[Entries from a visual dataset]

·····

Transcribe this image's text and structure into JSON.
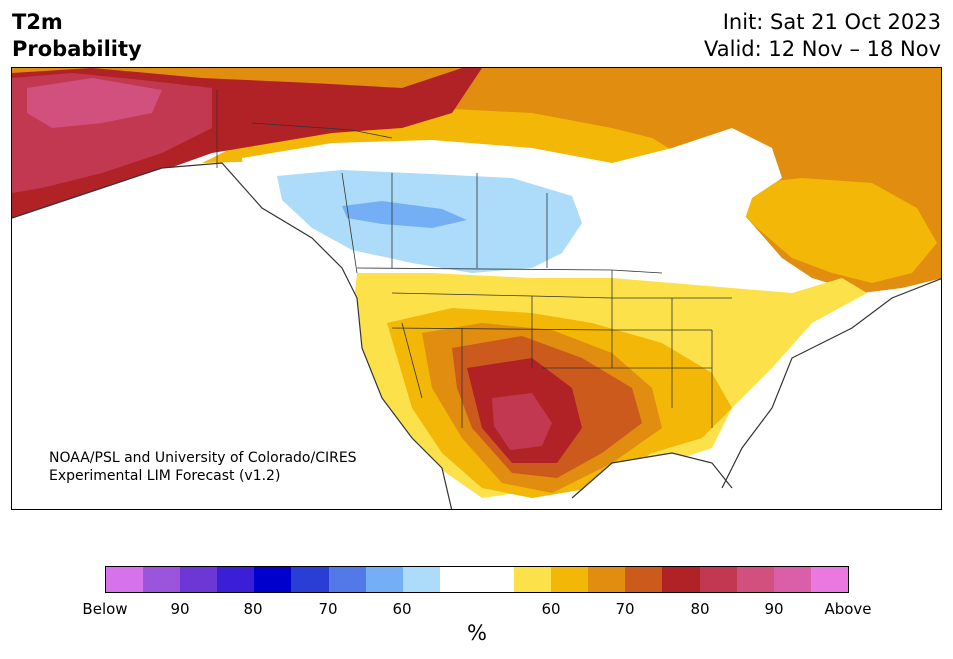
{
  "header": {
    "title_line1": "T2m",
    "title_line2": "Probability",
    "init_text": "Init: Sat 21 Oct 2023",
    "valid_text": "Valid: 12 Nov – 18 Nov"
  },
  "map": {
    "credit_line1": "NOAA/PSL and University of Colorado/CIRES",
    "credit_line2": "Experimental LIM Forecast (v1.2)",
    "palette": {
      "below_90": "#9b55dc",
      "below_60": "#74aff5",
      "below_50": "#acdcfa",
      "neutral": "#ffffff",
      "above_50": "#fde14b",
      "above_60": "#f2b707",
      "above_70": "#e08d10",
      "above_75": "#cc5a1d",
      "above_80": "#b02226",
      "above_85": "#c23851",
      "above_90": "#d2507e",
      "border": "#333333"
    }
  },
  "colorbar": {
    "unit": "%",
    "colors": [
      "#d673ec",
      "#9b55dc",
      "#6d37d6",
      "#3a1fd6",
      "#0000cc",
      "#2a3ed6",
      "#5379e8",
      "#74aff5",
      "#acdcfa",
      "#ffffff",
      "#ffffff",
      "#fde14b",
      "#f2b707",
      "#e08d10",
      "#cc5a1d",
      "#b02226",
      "#c23851",
      "#d2507e",
      "#db5fa8",
      "#ea78e0"
    ],
    "tick_labels": [
      "Below",
      "90",
      "80",
      "70",
      "60",
      "60",
      "70",
      "80",
      "90",
      "Above"
    ]
  }
}
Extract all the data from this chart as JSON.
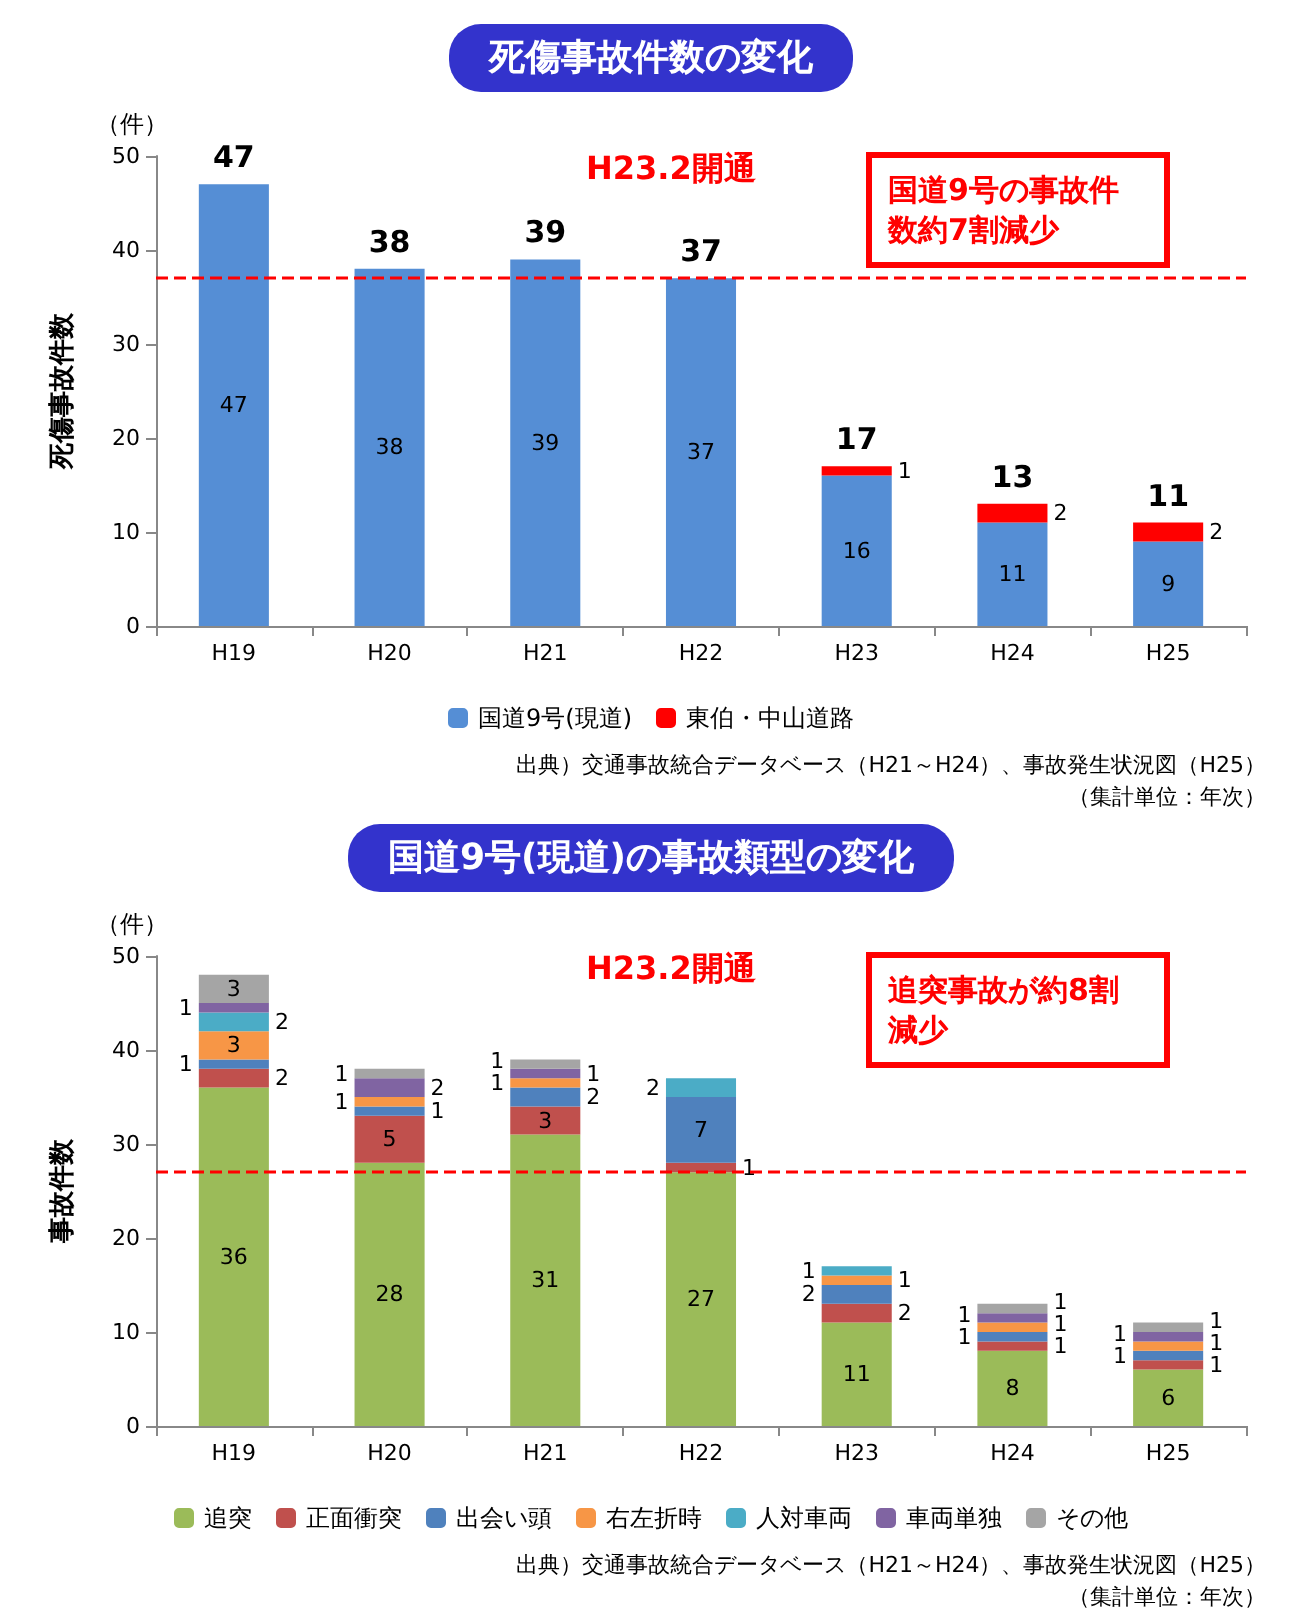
{
  "chart_data": [
    {
      "type": "bar",
      "stacked": true,
      "title": "死傷事故件数の変化",
      "ylabel": "死傷事故件数",
      "categories": [
        "H19",
        "H20",
        "H21",
        "H22",
        "H23",
        "H24",
        "H25"
      ],
      "series": [
        {
          "name": "国道9号(現道)",
          "color": "#558ed5",
          "values": [
            47,
            38,
            39,
            37,
            16,
            11,
            9
          ]
        },
        {
          "name": "東伯・中山道路",
          "color": "#ff0000",
          "values": [
            null,
            null,
            null,
            null,
            1,
            2,
            2
          ]
        }
      ],
      "ylim": [
        0,
        50
      ],
      "yticks": [
        0,
        10,
        20,
        30,
        40,
        50
      ],
      "grid": false,
      "legend": "bottom",
      "data_labels": true,
      "totals": [
        "47",
        "38",
        "39",
        "37",
        "17",
        "13",
        "11"
      ],
      "ref_lines": [
        {
          "axis": "y",
          "value": 37,
          "color": "#ff0000",
          "line_style": "dashed"
        }
      ],
      "annotations": [
        "（件）",
        "H23.2開通",
        "国道9号の事故件数約7割減少",
        "出典）交通事故統合データベース（H21～H24）、事故発生状況図（H25）",
        "（集計単位：年次）"
      ]
    },
    {
      "type": "bar",
      "stacked": true,
      "title": "国道9号(現道)の事故類型の変化",
      "ylabel": "事故件数",
      "categories": [
        "H19",
        "H20",
        "H21",
        "H22",
        "H23",
        "H24",
        "H25"
      ],
      "series": [
        {
          "name": "追突",
          "color": "#9bbb59",
          "values": [
            36,
            28,
            31,
            27,
            11,
            8,
            6
          ]
        },
        {
          "name": "正面衝突",
          "color": "#c0504d",
          "values": [
            2,
            5,
            3,
            1,
            2,
            1,
            1
          ]
        },
        {
          "name": "出会い頭",
          "color": "#4f81bd",
          "values": [
            1,
            1,
            2,
            7,
            2,
            1,
            1
          ]
        },
        {
          "name": "右左折時",
          "color": "#f79646",
          "values": [
            3,
            1,
            1,
            null,
            1,
            1,
            1
          ]
        },
        {
          "name": "人対車両",
          "color": "#4bacc6",
          "values": [
            2,
            null,
            null,
            2,
            1,
            null,
            null
          ]
        },
        {
          "name": "車両単独",
          "color": "#8064a2",
          "values": [
            1,
            2,
            1,
            null,
            null,
            1,
            1
          ]
        },
        {
          "name": "その他",
          "color": "#a5a5a5",
          "values": [
            3,
            1,
            1,
            null,
            null,
            1,
            1
          ]
        }
      ],
      "ylim": [
        0,
        50
      ],
      "yticks": [
        0,
        10,
        20,
        30,
        40,
        50
      ],
      "grid": false,
      "legend": "bottom",
      "data_labels": true,
      "ref_lines": [
        {
          "axis": "y",
          "value": 27,
          "color": "#ff0000",
          "line_style": "dashed"
        }
      ],
      "annotations": [
        "（件）",
        "H23.2開通",
        "追突事故が約8割減少",
        "出典）交通事故統合データベース（H21～H24）、事故発生状況図（H25）",
        "（集計単位：年次）"
      ]
    }
  ]
}
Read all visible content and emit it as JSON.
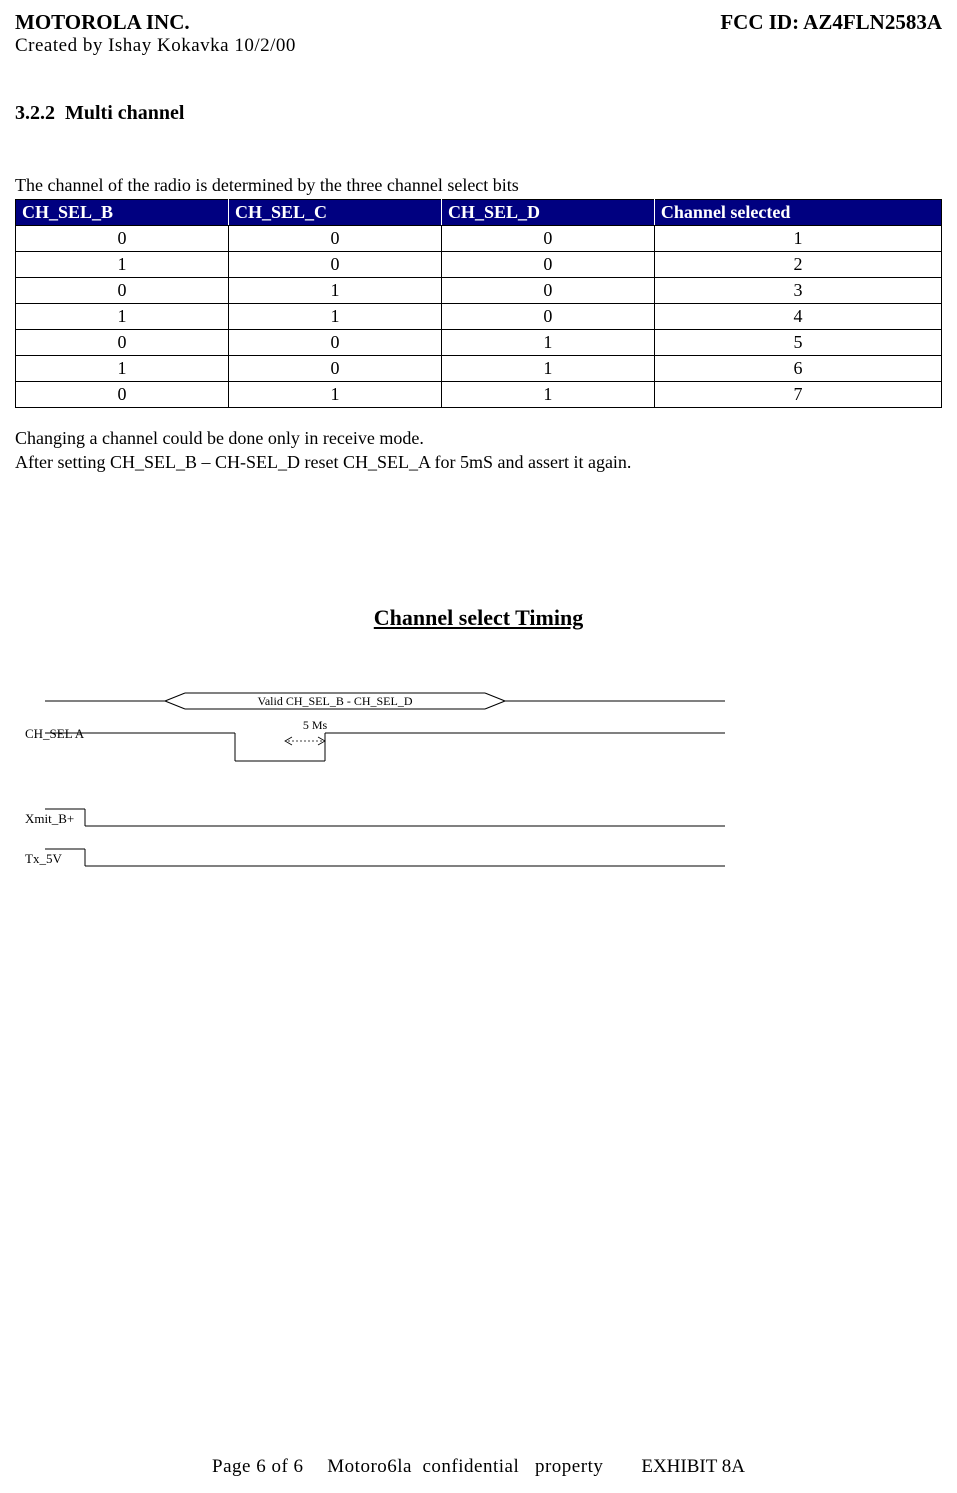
{
  "header": {
    "company": "MOTOROLA INC.",
    "created_by": "Created   by   Ishay  Kokavka   10/2/00",
    "fcc_id": "FCC ID: AZ4FLN2583A"
  },
  "section": {
    "number": "3.2.2",
    "title": "Multi channel"
  },
  "intro": "The channel of the radio is determined by the three channel select bits",
  "table": {
    "headers": [
      "CH_SEL_B",
      "CH_SEL_C",
      "CH_SEL_D",
      "Channel selected"
    ],
    "header_bg": "#000080",
    "header_color": "#ffffff",
    "border_color": "#000000",
    "rows": [
      [
        "0",
        "0",
        "0",
        "1"
      ],
      [
        "1",
        "0",
        "0",
        "2"
      ],
      [
        "0",
        "1",
        "0",
        "3"
      ],
      [
        "1",
        "1",
        "0",
        "4"
      ],
      [
        "0",
        "0",
        "1",
        "5"
      ],
      [
        "1",
        "0",
        "1",
        "6"
      ],
      [
        "0",
        "1",
        "1",
        "7"
      ]
    ]
  },
  "body": {
    "line1": "Changing a channel could be done only in receive mode.",
    "line2": "After setting CH_SEL_B – CH-SEL_D  reset CH_SEL_A for 5mS and assert it again."
  },
  "diagram": {
    "title": "Channel select Timing",
    "valid_label": "Valid CH_SEL_B - CH_SEL_D",
    "time_label": "5  Ms",
    "signals": {
      "ch_sel_a": "CH_SEL  A",
      "xmit": "Xmit_B+",
      "tx": "Tx_5V"
    },
    "stroke_color": "#000000",
    "stroke_width": 1
  },
  "footer": {
    "page": "Page 6 of   6",
    "confidential": "Motorola  confidential   property",
    "exhibit": "EXHIBIT 8A",
    "page_num_overlay": "6"
  }
}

·····

▶ **Given request**
Every line should be retyped exactly, with the pictures omitted.

▶ **Reply**
Transcribe this image's text and structure into JSON.
{
  "header": {
    "title_line1": "T2m",
    "title_line2": "Probability",
    "init_text": "Init: Sat 21 Oct 2023",
    "valid_text": "Valid: 12 Nov – 18 Nov"
  },
  "map": {
    "credit_line1": "NOAA/PSL and University of Colorado/CIRES",
    "credit_line2": "Experimental LIM Forecast (v1.2)",
    "palette": {
      "below_90": "#9b55dc",
      "below_60": "#74aff5",
      "below_50": "#acdcfa",
      "neutral": "#ffffff",
      "above_50": "#fde14b",
      "above_60": "#f2b707",
      "above_70": "#e08d10",
      "above_75": "#cc5a1d",
      "above_80": "#b02226",
      "above_85": "#c23851",
      "above_90": "#d2507e",
      "border": "#333333"
    }
  },
  "colorbar": {
    "unit": "%",
    "colors": [
      "#d673ec",
      "#9b55dc",
      "#6d37d6",
      "#3a1fd6",
      "#0000cc",
      "#2a3ed6",
      "#5379e8",
      "#74aff5",
      "#acdcfa",
      "#ffffff",
      "#ffffff",
      "#fde14b",
      "#f2b707",
      "#e08d10",
      "#cc5a1d",
      "#b02226",
      "#c23851",
      "#d2507e",
      "#db5fa8",
      "#ea78e0"
    ],
    "tick_labels": [
      "Below",
      "90",
      "80",
      "70",
      "60",
      "60",
      "70",
      "80",
      "90",
      "Above"
    ]
  }
}
Extract all the data from this chart as JSON.
{
  "chart_data": [
    {
      "type": "bar",
      "stacked": true,
      "title": "死傷事故件数の変化",
      "ylabel": "死傷事故件数",
      "categories": [
        "H19",
        "H20",
        "H21",
        "H22",
        "H23",
        "H24",
        "H25"
      ],
      "series": [
        {
          "name": "国道9号(現道)",
          "color": "#558ed5",
          "values": [
            47,
            38,
            39,
            37,
            16,
            11,
            9
          ]
        },
        {
          "name": "東伯・中山道路",
          "color": "#ff0000",
          "values": [
            null,
            null,
            null,
            null,
            1,
            2,
            2
          ]
        }
      ],
      "ylim": [
        0,
        50
      ],
      "yticks": [
        0,
        10,
        20,
        30,
        40,
        50
      ],
      "grid": false,
      "legend": "bottom",
      "data_labels": true,
      "totals": [
        "47",
        "38",
        "39",
        "37",
        "17",
        "13",
        "11"
      ],
      "ref_lines": [
        {
          "axis": "y",
          "value": 37,
          "color": "#ff0000",
          "line_style": "dashed"
        }
      ],
      "annotations": [
        "（件）",
        "H23.2開通",
        "国道9号の事故件数約7割減少",
        "出典）交通事故統合データベース（H21～H24）、事故発生状況図（H25）",
        "（集計単位：年次）"
      ]
    },
    {
      "type": "bar",
      "stacked": true,
      "title": "国道9号(現道)の事故類型の変化",
      "ylabel": "事故件数",
      "categories": [
        "H19",
        "H20",
        "H21",
        "H22",
        "H23",
        "H24",
        "H25"
      ],
      "series": [
        {
          "name": "追突",
          "color": "#9bbb59",
          "values": [
            36,
            28,
            31,
            27,
            11,
            8,
            6
          ]
        },
        {
          "name": "正面衝突",
          "color": "#c0504d",
          "values": [
            2,
            5,
            3,
            1,
            2,
            1,
            1
          ]
        },
        {
          "name": "出会い頭",
          "color": "#4f81bd",
          "values": [
            1,
            1,
            2,
            7,
            2,
            1,
            1
          ]
        },
        {
          "name": "右左折時",
          "color": "#f79646",
          "values": [
            3,
            1,
            1,
            null,
            1,
            1,
            1
          ]
        },
        {
          "name": "人対車両",
          "color": "#4bacc6",
          "values": [
            2,
            null,
            null,
            2,
            1,
            null,
            null
          ]
        },
        {
          "name": "車両単独",
          "color": "#8064a2",
          "values": [
            1,
            2,
            1,
            null,
            null,
            1,
            1
          ]
        },
        {
          "name": "その他",
          "color": "#a5a5a5",
          "values": [
            3,
            1,
            1,
            null,
            null,
            1,
            1
          ]
        }
      ],
      "ylim": [
        0,
        50
      ],
      "yticks": [
        0,
        10,
        20,
        30,
        40,
        50
      ],
      "grid": false,
      "legend": "bottom",
      "data_labels": true,
      "ref_lines": [
        {
          "axis": "y",
          "value": 27,
          "color": "#ff0000",
          "line_style": "dashed"
        }
      ],
      "annotations": [
        "（件）",
        "H23.2開通",
        "追突事故が約8割減少",
        "出典）交通事故統合データベース（H21～H24）、事故発生状況図（H25）",
        "（集計単位：年次）"
      ]
    }
  ]
}
Read all visible content and emit it as JSON.
{
  "header": {
    "company": "MOTOROLA INC.",
    "created_by": "Created   by   Ishay  Kokavka   10/2/00",
    "fcc_id": "FCC ID: AZ4FLN2583A"
  },
  "section": {
    "number": "3.2.2",
    "title": "Multi channel"
  },
  "intro": "The channel of the radio is determined by the three channel select bits",
  "table": {
    "headers": [
      "CH_SEL_B",
      "CH_SEL_C",
      "CH_SEL_D",
      "Channel selected"
    ],
    "header_bg": "#000080",
    "header_color": "#ffffff",
    "border_color": "#000000",
    "rows": [
      [
        "0",
        "0",
        "0",
        "1"
      ],
      [
        "1",
        "0",
        "0",
        "2"
      ],
      [
        "0",
        "1",
        "0",
        "3"
      ],
      [
        "1",
        "1",
        "0",
        "4"
      ],
      [
        "0",
        "0",
        "1",
        "5"
      ],
      [
        "1",
        "0",
        "1",
        "6"
      ],
      [
        "0",
        "1",
        "1",
        "7"
      ]
    ]
  },
  "body": {
    "line1": "Changing a channel could be done only in receive mode.",
    "line2": "After setting CH_SEL_B – CH-SEL_D  reset CH_SEL_A for 5mS and assert it again."
  },
  "diagram": {
    "title": "Channel select Timing",
    "valid_label": "Valid CH_SEL_B - CH_SEL_D",
    "time_label": "5  Ms",
    "signals": {
      "ch_sel_a": "CH_SEL  A",
      "xmit": "Xmit_B+",
      "tx": "Tx_5V"
    },
    "stroke_color": "#000000",
    "stroke_width": 1
  },
  "footer": {
    "page": "Page 6 of   6",
    "confidential": "Motorola  confidential   property",
    "exhibit": "EXHIBIT 8A",
    "page_num_overlay": "6"
  }
}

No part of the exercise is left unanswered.